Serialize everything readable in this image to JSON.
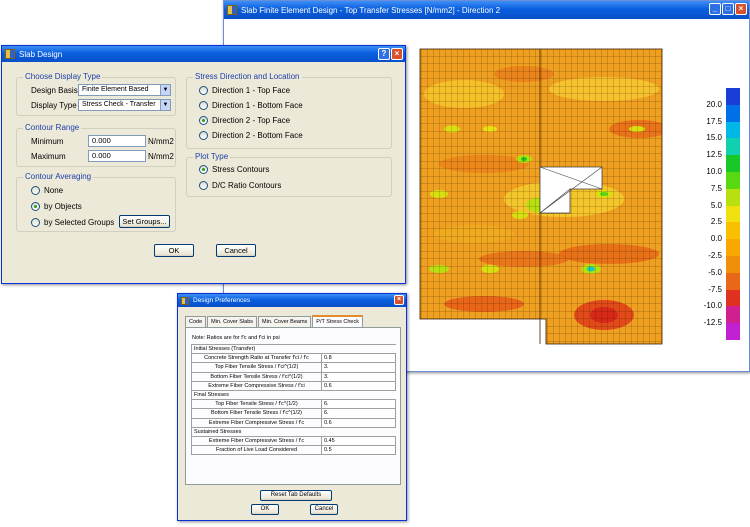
{
  "plot_window": {
    "title": "Slab Finite Element Design - Top Transfer Stresses  [N/mm2] - Direction 2",
    "legend": [
      "20.0",
      "17.5",
      "15.0",
      "12.5",
      "10.0",
      "7.5",
      "5.0",
      "2.5",
      "0.0",
      "-2.5",
      "-5.0",
      "-7.5",
      "-10.0",
      "-12.5"
    ],
    "legend_colors": [
      "#1a3cd8",
      "#0070e8",
      "#00b8e8",
      "#10d0b0",
      "#18c828",
      "#58d810",
      "#b8e010",
      "#f0e010",
      "#f8c000",
      "#f8a800",
      "#f09008",
      "#e86818",
      "#e03020",
      "#d02090",
      "#c020d0"
    ],
    "controls": [
      "_",
      "□",
      "×"
    ]
  },
  "slab_dialog": {
    "title": "Slab Design",
    "controls": [
      "?",
      "×"
    ],
    "display_type_group": {
      "title": "Choose Display Type",
      "design_basis_label": "Design Basis",
      "design_basis_value": "Finite Element Based",
      "display_type_label": "Display Type",
      "display_type_value": "Stress Check - Transfer"
    },
    "contour_range_group": {
      "title": "Contour Range",
      "minimum_label": "Minimum",
      "minimum_value": "0.000",
      "maximum_label": "Maximum",
      "maximum_value": "0.000",
      "unit": "N/mm2"
    },
    "contour_averaging_group": {
      "title": "Contour Averaging",
      "options": [
        "None",
        "by Objects",
        "by Selected Groups"
      ],
      "selected": 1,
      "set_groups_label": "Set Groups..."
    },
    "stress_direction_group": {
      "title": "Stress Direction and Location",
      "options": [
        "Direction 1  -  Top Face",
        "Direction 1  -  Bottom Face",
        "Direction 2  -  Top Face",
        "Direction 2  -  Bottom Face"
      ],
      "selected": 2
    },
    "plot_type_group": {
      "title": "Plot Type",
      "options": [
        "Stress Contours",
        "D/C Ratio Contours"
      ],
      "selected": 0
    },
    "ok_label": "OK",
    "cancel_label": "Cancel"
  },
  "pref_dialog": {
    "title": "Design Preferences",
    "tabs": [
      "Code",
      "Min. Cover Slabs",
      "Min. Cover Beams",
      "P/T Stress Check"
    ],
    "active_tab": 3,
    "note": "Note:  Ratios are for f'c and f'ci in psi",
    "rows": [
      {
        "label": "Initial Stresses (Transfer)",
        "section": true
      },
      {
        "label": "Concrete Strength Ratio at Transfer f'ci / f'c",
        "value": "0.8"
      },
      {
        "label": "Top Fiber Tensile Stress / f'ci^(1/2)",
        "value": "3."
      },
      {
        "label": "Bottom Fiber Tensile Stress / f'ci^(1/2)",
        "value": "3."
      },
      {
        "label": "Extreme Fiber Compressive Stress / f'ci",
        "value": "0.6"
      },
      {
        "label": "Final Stresses",
        "section": true
      },
      {
        "label": "Top Fiber Tensile Stress / f'c^(1/2)",
        "value": "6."
      },
      {
        "label": "Bottom Fiber Tensile Stress / f'c^(1/2)",
        "value": "6."
      },
      {
        "label": "Extreme Fiber Compressive Stress / f'c",
        "value": "0.6"
      },
      {
        "label": "Sustained Stresses",
        "section": true
      },
      {
        "label": "Extreme Fiber Compressive Stress / f'c",
        "value": "0.45"
      },
      {
        "label": "Fraction of Live Load Considered",
        "value": "0.5"
      }
    ],
    "reset_label": "Reset Tab Defaults",
    "ok_label": "OK",
    "cancel_label": "Cancel",
    "controls": [
      "×"
    ]
  }
}
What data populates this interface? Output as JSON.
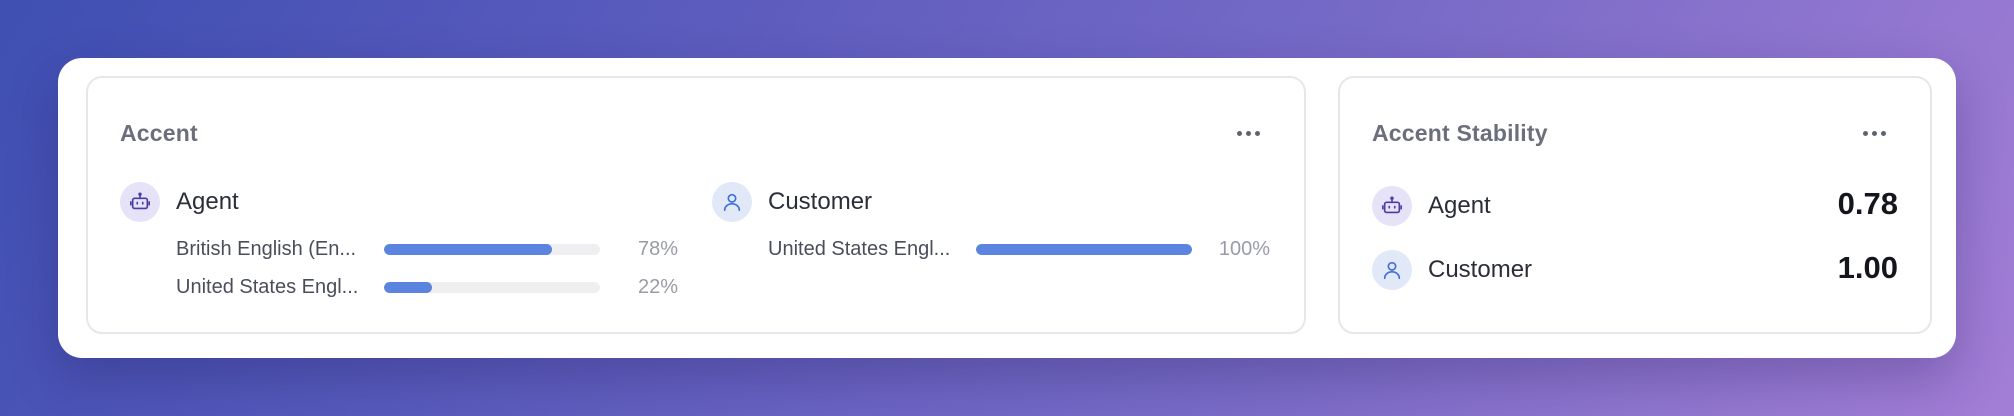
{
  "accent": {
    "title": "Accent",
    "columns": [
      {
        "speaker": "Agent",
        "icon": "robot-icon",
        "rows": [
          {
            "label": "British English (En...",
            "percent_text": "78%",
            "value": 0.78
          },
          {
            "label": "United States Engl...",
            "percent_text": "22%",
            "value": 0.22
          }
        ]
      },
      {
        "speaker": "Customer",
        "icon": "user-icon",
        "rows": [
          {
            "label": "United States Engl...",
            "percent_text": "100%",
            "value": 1.0
          }
        ]
      }
    ]
  },
  "stability": {
    "title": "Accent Stability",
    "rows": [
      {
        "speaker": "Agent",
        "icon": "robot-icon",
        "value": "0.78"
      },
      {
        "speaker": "Customer",
        "icon": "user-icon",
        "value": "1.00"
      }
    ]
  },
  "colors": {
    "bar_fill": "#5b84e0",
    "bar_track": "#efeff1",
    "agent_avatar_bg": "#e6e2f7",
    "customer_avatar_bg": "#e1e9f8"
  }
}
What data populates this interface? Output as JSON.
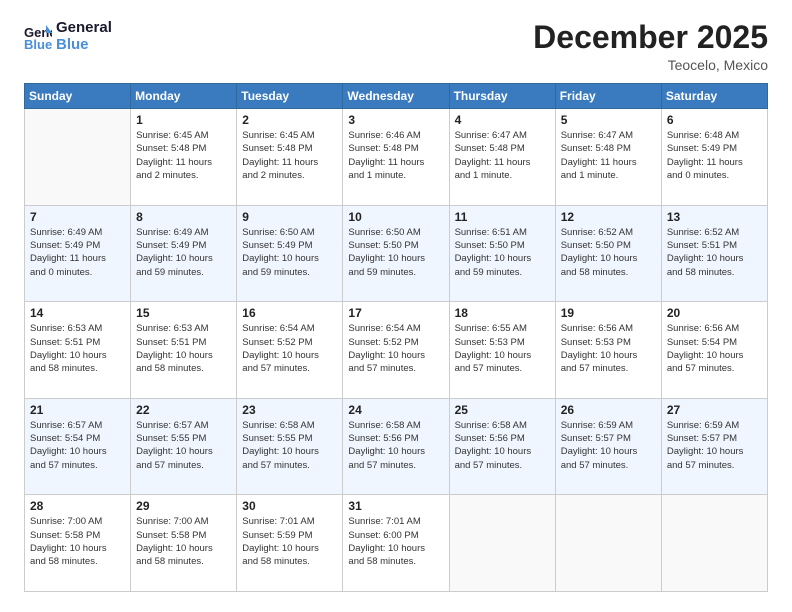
{
  "logo": {
    "line1": "General",
    "line2": "Blue"
  },
  "title": "December 2025",
  "location": "Teocelo, Mexico",
  "days_of_week": [
    "Sunday",
    "Monday",
    "Tuesday",
    "Wednesday",
    "Thursday",
    "Friday",
    "Saturday"
  ],
  "weeks": [
    [
      {
        "day": "",
        "info": ""
      },
      {
        "day": "1",
        "info": "Sunrise: 6:45 AM\nSunset: 5:48 PM\nDaylight: 11 hours\nand 2 minutes."
      },
      {
        "day": "2",
        "info": "Sunrise: 6:45 AM\nSunset: 5:48 PM\nDaylight: 11 hours\nand 2 minutes."
      },
      {
        "day": "3",
        "info": "Sunrise: 6:46 AM\nSunset: 5:48 PM\nDaylight: 11 hours\nand 1 minute."
      },
      {
        "day": "4",
        "info": "Sunrise: 6:47 AM\nSunset: 5:48 PM\nDaylight: 11 hours\nand 1 minute."
      },
      {
        "day": "5",
        "info": "Sunrise: 6:47 AM\nSunset: 5:48 PM\nDaylight: 11 hours\nand 1 minute."
      },
      {
        "day": "6",
        "info": "Sunrise: 6:48 AM\nSunset: 5:49 PM\nDaylight: 11 hours\nand 0 minutes."
      }
    ],
    [
      {
        "day": "7",
        "info": "Sunrise: 6:49 AM\nSunset: 5:49 PM\nDaylight: 11 hours\nand 0 minutes."
      },
      {
        "day": "8",
        "info": "Sunrise: 6:49 AM\nSunset: 5:49 PM\nDaylight: 10 hours\nand 59 minutes."
      },
      {
        "day": "9",
        "info": "Sunrise: 6:50 AM\nSunset: 5:49 PM\nDaylight: 10 hours\nand 59 minutes."
      },
      {
        "day": "10",
        "info": "Sunrise: 6:50 AM\nSunset: 5:50 PM\nDaylight: 10 hours\nand 59 minutes."
      },
      {
        "day": "11",
        "info": "Sunrise: 6:51 AM\nSunset: 5:50 PM\nDaylight: 10 hours\nand 59 minutes."
      },
      {
        "day": "12",
        "info": "Sunrise: 6:52 AM\nSunset: 5:50 PM\nDaylight: 10 hours\nand 58 minutes."
      },
      {
        "day": "13",
        "info": "Sunrise: 6:52 AM\nSunset: 5:51 PM\nDaylight: 10 hours\nand 58 minutes."
      }
    ],
    [
      {
        "day": "14",
        "info": "Sunrise: 6:53 AM\nSunset: 5:51 PM\nDaylight: 10 hours\nand 58 minutes."
      },
      {
        "day": "15",
        "info": "Sunrise: 6:53 AM\nSunset: 5:51 PM\nDaylight: 10 hours\nand 58 minutes."
      },
      {
        "day": "16",
        "info": "Sunrise: 6:54 AM\nSunset: 5:52 PM\nDaylight: 10 hours\nand 57 minutes."
      },
      {
        "day": "17",
        "info": "Sunrise: 6:54 AM\nSunset: 5:52 PM\nDaylight: 10 hours\nand 57 minutes."
      },
      {
        "day": "18",
        "info": "Sunrise: 6:55 AM\nSunset: 5:53 PM\nDaylight: 10 hours\nand 57 minutes."
      },
      {
        "day": "19",
        "info": "Sunrise: 6:56 AM\nSunset: 5:53 PM\nDaylight: 10 hours\nand 57 minutes."
      },
      {
        "day": "20",
        "info": "Sunrise: 6:56 AM\nSunset: 5:54 PM\nDaylight: 10 hours\nand 57 minutes."
      }
    ],
    [
      {
        "day": "21",
        "info": "Sunrise: 6:57 AM\nSunset: 5:54 PM\nDaylight: 10 hours\nand 57 minutes."
      },
      {
        "day": "22",
        "info": "Sunrise: 6:57 AM\nSunset: 5:55 PM\nDaylight: 10 hours\nand 57 minutes."
      },
      {
        "day": "23",
        "info": "Sunrise: 6:58 AM\nSunset: 5:55 PM\nDaylight: 10 hours\nand 57 minutes."
      },
      {
        "day": "24",
        "info": "Sunrise: 6:58 AM\nSunset: 5:56 PM\nDaylight: 10 hours\nand 57 minutes."
      },
      {
        "day": "25",
        "info": "Sunrise: 6:58 AM\nSunset: 5:56 PM\nDaylight: 10 hours\nand 57 minutes."
      },
      {
        "day": "26",
        "info": "Sunrise: 6:59 AM\nSunset: 5:57 PM\nDaylight: 10 hours\nand 57 minutes."
      },
      {
        "day": "27",
        "info": "Sunrise: 6:59 AM\nSunset: 5:57 PM\nDaylight: 10 hours\nand 57 minutes."
      }
    ],
    [
      {
        "day": "28",
        "info": "Sunrise: 7:00 AM\nSunset: 5:58 PM\nDaylight: 10 hours\nand 58 minutes."
      },
      {
        "day": "29",
        "info": "Sunrise: 7:00 AM\nSunset: 5:58 PM\nDaylight: 10 hours\nand 58 minutes."
      },
      {
        "day": "30",
        "info": "Sunrise: 7:01 AM\nSunset: 5:59 PM\nDaylight: 10 hours\nand 58 minutes."
      },
      {
        "day": "31",
        "info": "Sunrise: 7:01 AM\nSunset: 6:00 PM\nDaylight: 10 hours\nand 58 minutes."
      },
      {
        "day": "",
        "info": ""
      },
      {
        "day": "",
        "info": ""
      },
      {
        "day": "",
        "info": ""
      }
    ]
  ]
}
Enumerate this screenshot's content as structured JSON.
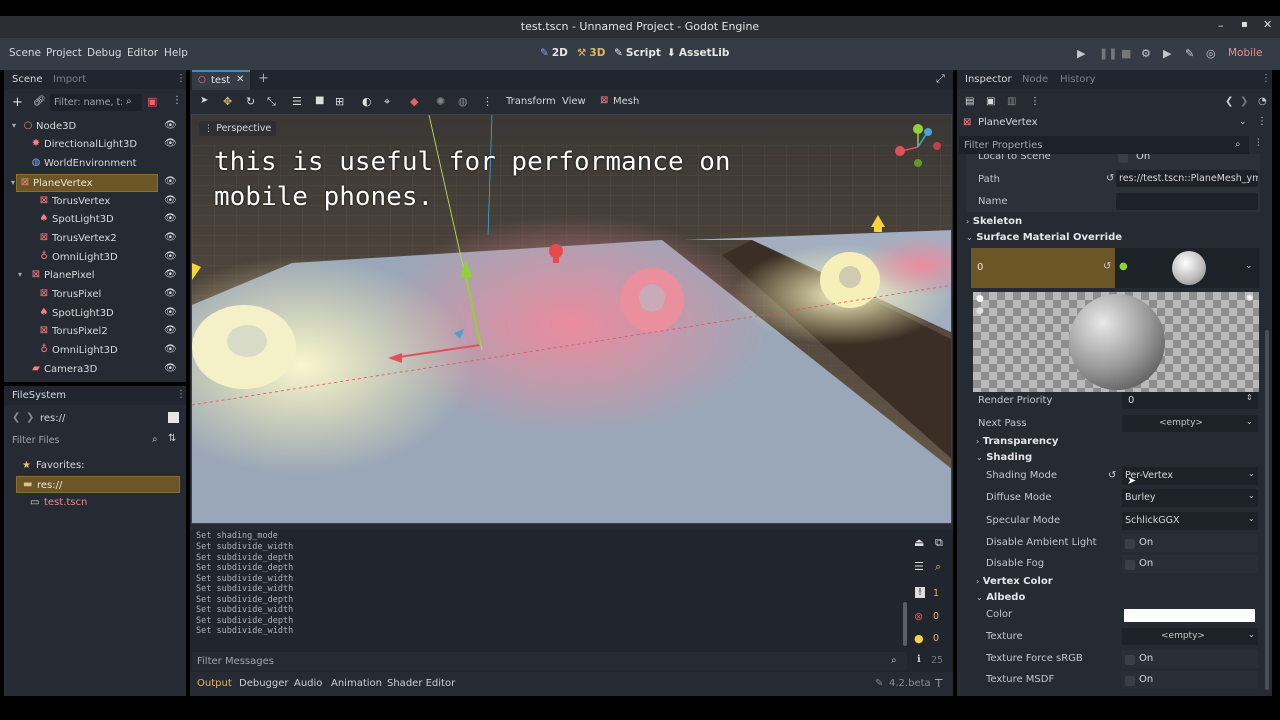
----------
DESCRIPTION OF THE TASK → Single out each line of the records above with the string "Check" in it, and copy it.

REPLY →
      "display_type_value": "Stress Check - Transfer"
      "P/T Stress Check"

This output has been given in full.